# start of Data rows
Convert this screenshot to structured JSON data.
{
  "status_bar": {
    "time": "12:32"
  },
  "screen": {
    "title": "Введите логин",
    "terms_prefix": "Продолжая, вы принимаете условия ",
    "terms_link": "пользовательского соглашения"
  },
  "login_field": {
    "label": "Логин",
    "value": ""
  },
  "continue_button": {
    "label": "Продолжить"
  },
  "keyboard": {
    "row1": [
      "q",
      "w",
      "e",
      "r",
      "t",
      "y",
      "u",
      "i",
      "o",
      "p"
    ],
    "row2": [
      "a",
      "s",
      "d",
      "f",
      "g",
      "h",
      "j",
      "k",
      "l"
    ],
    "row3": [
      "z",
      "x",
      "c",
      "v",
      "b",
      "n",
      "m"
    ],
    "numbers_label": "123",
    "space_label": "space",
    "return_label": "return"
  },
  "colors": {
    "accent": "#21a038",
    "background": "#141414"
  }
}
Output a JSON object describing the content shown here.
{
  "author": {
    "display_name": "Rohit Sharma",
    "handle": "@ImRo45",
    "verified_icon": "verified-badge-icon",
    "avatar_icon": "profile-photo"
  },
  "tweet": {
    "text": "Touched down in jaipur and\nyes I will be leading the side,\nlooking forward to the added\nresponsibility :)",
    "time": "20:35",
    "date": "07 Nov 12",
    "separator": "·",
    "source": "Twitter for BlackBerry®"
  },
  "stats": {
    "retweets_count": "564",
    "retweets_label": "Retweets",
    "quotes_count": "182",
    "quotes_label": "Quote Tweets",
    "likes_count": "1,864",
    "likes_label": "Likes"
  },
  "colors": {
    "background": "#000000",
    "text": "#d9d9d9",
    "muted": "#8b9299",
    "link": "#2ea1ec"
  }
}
# end of Data rows
**Work to be completed**
Reproduce the entries above in full by retyping them exactly.

**Exercise output**
Convert this screenshot to structured JSON data.
{
  "status_bar": {
    "time": "12:32"
  },
  "screen": {
    "title": "Введите логин",
    "terms_prefix": "Продолжая, вы принимаете условия ",
    "terms_link": "пользовательского соглашения"
  },
  "login_field": {
    "label": "Логин",
    "value": ""
  },
  "continue_button": {
    "label": "Продолжить"
  },
  "keyboard": {
    "row1": [
      "q",
      "w",
      "e",
      "r",
      "t",
      "y",
      "u",
      "i",
      "o",
      "p"
    ],
    "row2": [
      "a",
      "s",
      "d",
      "f",
      "g",
      "h",
      "j",
      "k",
      "l"
    ],
    "row3": [
      "z",
      "x",
      "c",
      "v",
      "b",
      "n",
      "m"
    ],
    "numbers_label": "123",
    "space_label": "space",
    "return_label": "return"
  },
  "colors": {
    "accent": "#21a038",
    "background": "#141414"
  }
}
Output a JSON object describing the content shown here.
{
  "author": {
    "display_name": "Rohit Sharma",
    "handle": "@ImRo45",
    "verified_icon": "verified-badge-icon",
    "avatar_icon": "profile-photo"
  },
  "tweet": {
    "text": "Touched down in jaipur and\nyes I will be leading the side,\nlooking forward to the added\nresponsibility :)",
    "time": "20:35",
    "date": "07 Nov 12",
    "separator": "·",
    "source": "Twitter for BlackBerry®"
  },
  "stats": {
    "retweets_count": "564",
    "retweets_label": "Retweets",
    "quotes_count": "182",
    "quotes_label": "Quote Tweets",
    "likes_count": "1,864",
    "likes_label": "Likes"
  },
  "colors": {
    "background": "#000000",
    "text": "#d9d9d9",
    "muted": "#8b9299",
    "link": "#2ea1ec"
  }
}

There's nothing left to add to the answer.